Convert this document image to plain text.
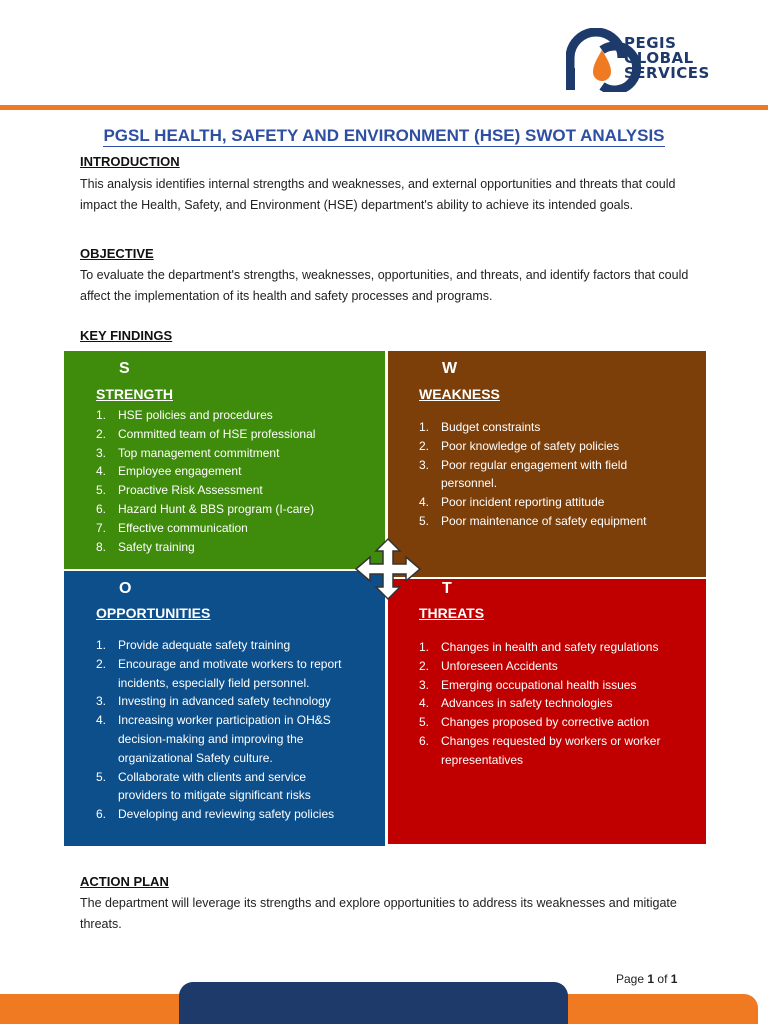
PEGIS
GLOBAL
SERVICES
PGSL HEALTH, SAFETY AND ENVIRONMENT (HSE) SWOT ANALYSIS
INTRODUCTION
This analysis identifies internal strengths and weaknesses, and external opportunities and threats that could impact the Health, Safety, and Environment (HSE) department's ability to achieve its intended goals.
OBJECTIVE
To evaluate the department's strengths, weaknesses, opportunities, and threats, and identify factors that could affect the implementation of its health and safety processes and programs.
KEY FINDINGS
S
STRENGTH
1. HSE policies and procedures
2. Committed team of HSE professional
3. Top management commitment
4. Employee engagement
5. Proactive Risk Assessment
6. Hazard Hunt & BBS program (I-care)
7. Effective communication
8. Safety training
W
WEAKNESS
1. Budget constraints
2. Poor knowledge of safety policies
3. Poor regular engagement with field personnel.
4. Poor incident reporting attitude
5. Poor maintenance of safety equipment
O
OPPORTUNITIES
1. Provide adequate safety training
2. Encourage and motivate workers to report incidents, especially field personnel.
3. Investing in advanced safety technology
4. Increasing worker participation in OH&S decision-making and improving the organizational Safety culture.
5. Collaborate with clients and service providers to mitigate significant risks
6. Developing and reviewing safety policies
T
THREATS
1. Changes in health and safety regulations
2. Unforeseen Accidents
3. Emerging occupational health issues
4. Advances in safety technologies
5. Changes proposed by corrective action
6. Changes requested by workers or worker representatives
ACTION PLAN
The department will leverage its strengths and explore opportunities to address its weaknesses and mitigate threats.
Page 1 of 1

* * *

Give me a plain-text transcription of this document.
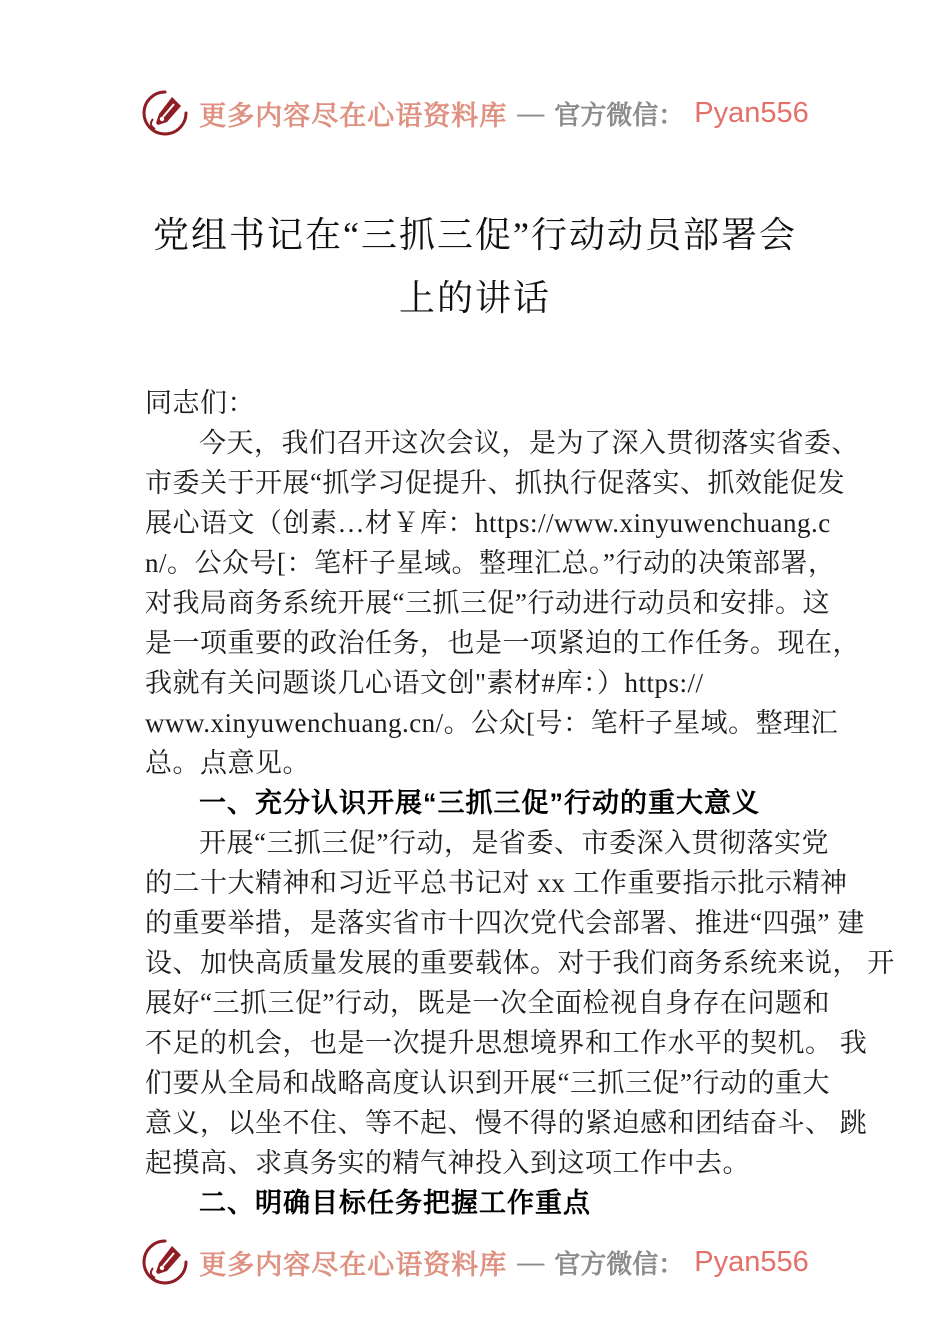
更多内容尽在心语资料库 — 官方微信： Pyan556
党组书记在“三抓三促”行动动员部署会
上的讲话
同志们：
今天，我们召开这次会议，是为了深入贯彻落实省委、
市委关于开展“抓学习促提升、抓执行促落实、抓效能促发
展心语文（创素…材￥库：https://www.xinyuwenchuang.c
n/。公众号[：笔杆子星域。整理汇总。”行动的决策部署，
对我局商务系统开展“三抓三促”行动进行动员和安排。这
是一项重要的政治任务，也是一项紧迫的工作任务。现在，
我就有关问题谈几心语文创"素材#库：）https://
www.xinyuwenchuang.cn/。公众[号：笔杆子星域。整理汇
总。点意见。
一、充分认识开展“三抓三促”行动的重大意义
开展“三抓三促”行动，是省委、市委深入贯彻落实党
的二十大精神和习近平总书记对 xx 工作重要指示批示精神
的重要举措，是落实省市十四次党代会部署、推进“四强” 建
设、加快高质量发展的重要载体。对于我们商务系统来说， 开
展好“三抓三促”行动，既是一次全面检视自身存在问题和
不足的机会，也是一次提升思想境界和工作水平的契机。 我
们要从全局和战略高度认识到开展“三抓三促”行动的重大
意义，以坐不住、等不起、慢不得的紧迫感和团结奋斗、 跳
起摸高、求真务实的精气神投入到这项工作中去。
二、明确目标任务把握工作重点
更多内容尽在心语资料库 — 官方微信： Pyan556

TASK OBJECTIVE: Pull out and copy each line containing the string "engagement".

OUTPUT OF THE EXERCISE:
4. Employee engagement
3. Poor regular engagement with field personnel.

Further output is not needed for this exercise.